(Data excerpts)

((

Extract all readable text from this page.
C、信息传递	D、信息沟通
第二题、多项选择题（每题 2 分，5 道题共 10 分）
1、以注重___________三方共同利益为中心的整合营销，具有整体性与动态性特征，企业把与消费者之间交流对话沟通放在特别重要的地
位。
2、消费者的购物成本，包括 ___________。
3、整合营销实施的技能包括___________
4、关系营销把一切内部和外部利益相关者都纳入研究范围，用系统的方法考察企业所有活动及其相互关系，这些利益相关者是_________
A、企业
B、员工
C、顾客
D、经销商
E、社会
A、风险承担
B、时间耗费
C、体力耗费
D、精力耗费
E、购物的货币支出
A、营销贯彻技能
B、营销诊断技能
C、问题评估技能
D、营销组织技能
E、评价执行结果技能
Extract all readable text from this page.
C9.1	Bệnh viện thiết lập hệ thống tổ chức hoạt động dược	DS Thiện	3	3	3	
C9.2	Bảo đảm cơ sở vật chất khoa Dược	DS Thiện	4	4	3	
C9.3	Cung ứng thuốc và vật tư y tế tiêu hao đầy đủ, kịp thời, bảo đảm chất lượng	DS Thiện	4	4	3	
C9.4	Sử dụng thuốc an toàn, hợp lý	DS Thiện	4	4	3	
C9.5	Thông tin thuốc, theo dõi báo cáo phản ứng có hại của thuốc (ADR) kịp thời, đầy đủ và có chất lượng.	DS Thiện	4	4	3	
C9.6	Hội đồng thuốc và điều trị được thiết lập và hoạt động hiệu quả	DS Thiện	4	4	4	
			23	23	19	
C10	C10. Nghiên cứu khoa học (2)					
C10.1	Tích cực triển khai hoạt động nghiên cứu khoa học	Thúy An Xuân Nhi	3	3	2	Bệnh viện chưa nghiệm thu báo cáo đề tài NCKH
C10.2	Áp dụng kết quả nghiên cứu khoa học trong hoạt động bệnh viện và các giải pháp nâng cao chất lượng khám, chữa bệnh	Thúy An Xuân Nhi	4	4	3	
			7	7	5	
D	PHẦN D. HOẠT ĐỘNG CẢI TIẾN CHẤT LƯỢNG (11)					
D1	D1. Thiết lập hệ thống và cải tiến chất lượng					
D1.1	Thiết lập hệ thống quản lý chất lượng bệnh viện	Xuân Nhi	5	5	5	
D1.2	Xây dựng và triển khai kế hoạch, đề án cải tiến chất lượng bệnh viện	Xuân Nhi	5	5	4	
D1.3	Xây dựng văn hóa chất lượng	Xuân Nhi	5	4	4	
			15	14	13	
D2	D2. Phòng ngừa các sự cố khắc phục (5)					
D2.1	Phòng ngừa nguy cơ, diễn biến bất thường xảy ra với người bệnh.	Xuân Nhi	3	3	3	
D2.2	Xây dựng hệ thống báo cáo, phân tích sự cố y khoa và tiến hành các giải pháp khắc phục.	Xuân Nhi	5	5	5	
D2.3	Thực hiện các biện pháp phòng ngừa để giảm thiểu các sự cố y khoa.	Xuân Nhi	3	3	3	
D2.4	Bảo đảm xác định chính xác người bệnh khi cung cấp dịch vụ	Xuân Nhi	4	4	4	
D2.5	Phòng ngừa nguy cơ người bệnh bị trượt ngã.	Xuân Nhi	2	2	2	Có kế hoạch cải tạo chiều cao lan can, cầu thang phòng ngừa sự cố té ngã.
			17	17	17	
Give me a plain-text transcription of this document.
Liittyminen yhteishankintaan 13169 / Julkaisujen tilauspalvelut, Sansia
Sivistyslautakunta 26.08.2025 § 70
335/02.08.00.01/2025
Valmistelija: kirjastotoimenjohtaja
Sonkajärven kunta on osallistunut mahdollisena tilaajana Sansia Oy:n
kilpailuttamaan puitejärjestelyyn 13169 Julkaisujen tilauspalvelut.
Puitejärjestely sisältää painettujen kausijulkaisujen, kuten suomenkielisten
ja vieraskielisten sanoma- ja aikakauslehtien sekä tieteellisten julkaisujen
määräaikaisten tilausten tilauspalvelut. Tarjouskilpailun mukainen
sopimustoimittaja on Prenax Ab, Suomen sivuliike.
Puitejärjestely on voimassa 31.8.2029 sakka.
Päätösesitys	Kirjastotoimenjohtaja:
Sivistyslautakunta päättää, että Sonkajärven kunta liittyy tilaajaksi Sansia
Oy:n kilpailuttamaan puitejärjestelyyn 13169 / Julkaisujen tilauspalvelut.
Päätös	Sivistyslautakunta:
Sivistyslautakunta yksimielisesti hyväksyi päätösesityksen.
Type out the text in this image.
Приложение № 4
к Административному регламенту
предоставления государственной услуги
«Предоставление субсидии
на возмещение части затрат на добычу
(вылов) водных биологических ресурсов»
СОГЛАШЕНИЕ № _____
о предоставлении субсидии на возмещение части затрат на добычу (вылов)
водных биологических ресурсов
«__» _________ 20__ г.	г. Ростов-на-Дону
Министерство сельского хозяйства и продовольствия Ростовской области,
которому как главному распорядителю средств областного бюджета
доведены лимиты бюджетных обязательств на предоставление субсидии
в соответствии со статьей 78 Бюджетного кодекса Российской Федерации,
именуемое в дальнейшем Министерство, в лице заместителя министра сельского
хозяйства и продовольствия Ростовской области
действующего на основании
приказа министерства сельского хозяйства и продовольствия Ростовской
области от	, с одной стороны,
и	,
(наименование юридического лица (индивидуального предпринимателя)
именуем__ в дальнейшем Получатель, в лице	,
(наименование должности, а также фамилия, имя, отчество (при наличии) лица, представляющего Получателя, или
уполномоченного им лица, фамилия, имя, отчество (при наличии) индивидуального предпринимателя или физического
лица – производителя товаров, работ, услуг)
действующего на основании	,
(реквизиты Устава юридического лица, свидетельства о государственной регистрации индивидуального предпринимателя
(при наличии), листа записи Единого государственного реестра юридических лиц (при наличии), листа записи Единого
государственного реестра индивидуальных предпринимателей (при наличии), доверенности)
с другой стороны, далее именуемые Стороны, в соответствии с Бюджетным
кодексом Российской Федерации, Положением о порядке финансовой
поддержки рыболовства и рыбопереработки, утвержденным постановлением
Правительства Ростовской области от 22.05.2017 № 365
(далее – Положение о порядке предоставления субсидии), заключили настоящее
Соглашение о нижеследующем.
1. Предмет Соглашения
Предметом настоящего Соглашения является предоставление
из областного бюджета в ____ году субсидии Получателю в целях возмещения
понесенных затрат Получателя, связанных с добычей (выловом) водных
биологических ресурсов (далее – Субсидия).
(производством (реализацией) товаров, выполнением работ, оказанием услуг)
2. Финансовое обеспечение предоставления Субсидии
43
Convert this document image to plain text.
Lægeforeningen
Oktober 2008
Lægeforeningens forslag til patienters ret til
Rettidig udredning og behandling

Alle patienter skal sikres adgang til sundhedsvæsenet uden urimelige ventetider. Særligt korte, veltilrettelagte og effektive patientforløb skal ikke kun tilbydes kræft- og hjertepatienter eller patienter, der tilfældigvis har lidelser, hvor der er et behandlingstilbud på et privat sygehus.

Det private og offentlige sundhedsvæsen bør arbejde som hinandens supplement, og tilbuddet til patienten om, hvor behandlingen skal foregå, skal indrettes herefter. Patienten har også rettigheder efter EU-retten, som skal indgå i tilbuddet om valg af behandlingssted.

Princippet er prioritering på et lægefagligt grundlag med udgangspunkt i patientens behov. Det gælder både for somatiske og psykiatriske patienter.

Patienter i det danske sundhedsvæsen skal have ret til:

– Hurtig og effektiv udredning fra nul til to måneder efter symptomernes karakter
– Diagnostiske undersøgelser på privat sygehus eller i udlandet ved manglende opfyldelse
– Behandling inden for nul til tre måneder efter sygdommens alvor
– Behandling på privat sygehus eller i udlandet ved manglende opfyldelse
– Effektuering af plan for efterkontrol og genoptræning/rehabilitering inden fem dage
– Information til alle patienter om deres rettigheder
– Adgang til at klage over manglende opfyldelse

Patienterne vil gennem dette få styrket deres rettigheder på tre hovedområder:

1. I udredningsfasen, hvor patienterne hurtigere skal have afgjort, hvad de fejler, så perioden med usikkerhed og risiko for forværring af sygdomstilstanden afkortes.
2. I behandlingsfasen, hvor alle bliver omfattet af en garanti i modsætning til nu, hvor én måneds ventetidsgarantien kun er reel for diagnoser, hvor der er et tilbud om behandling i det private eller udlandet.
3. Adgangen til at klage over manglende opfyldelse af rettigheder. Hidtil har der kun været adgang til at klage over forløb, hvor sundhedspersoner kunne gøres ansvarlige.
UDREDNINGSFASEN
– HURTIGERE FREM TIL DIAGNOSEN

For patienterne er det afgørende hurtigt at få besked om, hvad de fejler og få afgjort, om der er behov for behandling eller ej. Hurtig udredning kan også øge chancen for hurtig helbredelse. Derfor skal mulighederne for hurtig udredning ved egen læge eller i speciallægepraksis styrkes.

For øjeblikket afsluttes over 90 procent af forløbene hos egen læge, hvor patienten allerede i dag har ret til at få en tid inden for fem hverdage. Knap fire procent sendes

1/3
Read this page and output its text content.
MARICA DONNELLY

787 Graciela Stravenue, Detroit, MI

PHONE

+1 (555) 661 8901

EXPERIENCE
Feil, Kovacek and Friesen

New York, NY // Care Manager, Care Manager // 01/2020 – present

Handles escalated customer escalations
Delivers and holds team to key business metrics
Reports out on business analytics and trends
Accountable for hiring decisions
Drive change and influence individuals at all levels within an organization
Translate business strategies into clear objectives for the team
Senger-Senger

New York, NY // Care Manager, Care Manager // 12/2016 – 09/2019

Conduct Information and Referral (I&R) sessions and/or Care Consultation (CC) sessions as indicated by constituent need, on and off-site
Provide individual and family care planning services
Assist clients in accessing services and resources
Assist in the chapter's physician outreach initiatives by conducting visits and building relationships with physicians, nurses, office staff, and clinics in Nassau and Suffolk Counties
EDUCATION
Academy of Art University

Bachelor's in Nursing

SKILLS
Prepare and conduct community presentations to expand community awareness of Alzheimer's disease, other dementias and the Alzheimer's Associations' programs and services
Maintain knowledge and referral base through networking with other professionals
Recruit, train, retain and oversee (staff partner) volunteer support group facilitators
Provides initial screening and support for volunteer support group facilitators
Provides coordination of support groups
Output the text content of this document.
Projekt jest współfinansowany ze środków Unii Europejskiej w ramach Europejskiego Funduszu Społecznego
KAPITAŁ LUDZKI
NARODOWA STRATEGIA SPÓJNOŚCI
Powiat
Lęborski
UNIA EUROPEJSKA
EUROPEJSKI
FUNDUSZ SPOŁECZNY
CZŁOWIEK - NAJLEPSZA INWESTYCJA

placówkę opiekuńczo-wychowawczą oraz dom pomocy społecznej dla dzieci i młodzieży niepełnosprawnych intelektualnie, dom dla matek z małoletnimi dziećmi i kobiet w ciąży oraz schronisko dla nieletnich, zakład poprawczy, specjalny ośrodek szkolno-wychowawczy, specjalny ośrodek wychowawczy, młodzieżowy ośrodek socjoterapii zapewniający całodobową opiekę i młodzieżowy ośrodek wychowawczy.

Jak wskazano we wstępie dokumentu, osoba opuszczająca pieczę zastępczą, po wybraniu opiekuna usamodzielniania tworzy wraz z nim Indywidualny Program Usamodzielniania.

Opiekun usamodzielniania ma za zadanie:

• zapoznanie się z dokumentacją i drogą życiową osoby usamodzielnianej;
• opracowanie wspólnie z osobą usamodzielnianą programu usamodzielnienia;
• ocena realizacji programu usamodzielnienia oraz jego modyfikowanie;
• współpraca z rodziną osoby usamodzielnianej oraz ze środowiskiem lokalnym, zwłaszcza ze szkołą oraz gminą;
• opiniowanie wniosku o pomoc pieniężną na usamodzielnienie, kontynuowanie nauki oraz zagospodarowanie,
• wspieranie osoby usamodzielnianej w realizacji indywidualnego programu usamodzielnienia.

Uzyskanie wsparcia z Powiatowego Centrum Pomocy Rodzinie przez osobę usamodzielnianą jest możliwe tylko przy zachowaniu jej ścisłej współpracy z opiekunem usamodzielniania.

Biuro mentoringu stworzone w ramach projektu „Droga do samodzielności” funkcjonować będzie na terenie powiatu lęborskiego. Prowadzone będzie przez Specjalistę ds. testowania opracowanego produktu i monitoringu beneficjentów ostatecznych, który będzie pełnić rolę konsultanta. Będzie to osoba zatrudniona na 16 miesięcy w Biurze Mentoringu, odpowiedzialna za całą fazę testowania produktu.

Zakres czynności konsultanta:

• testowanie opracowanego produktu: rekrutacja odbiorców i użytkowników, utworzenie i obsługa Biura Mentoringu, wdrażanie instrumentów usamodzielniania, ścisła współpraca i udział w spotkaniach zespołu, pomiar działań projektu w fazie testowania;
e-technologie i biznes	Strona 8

))

## Aim
Search the data for the string "content" and copy each line where it appears.

## Final answer
Read this page and output its text content.
Output the text content of this document.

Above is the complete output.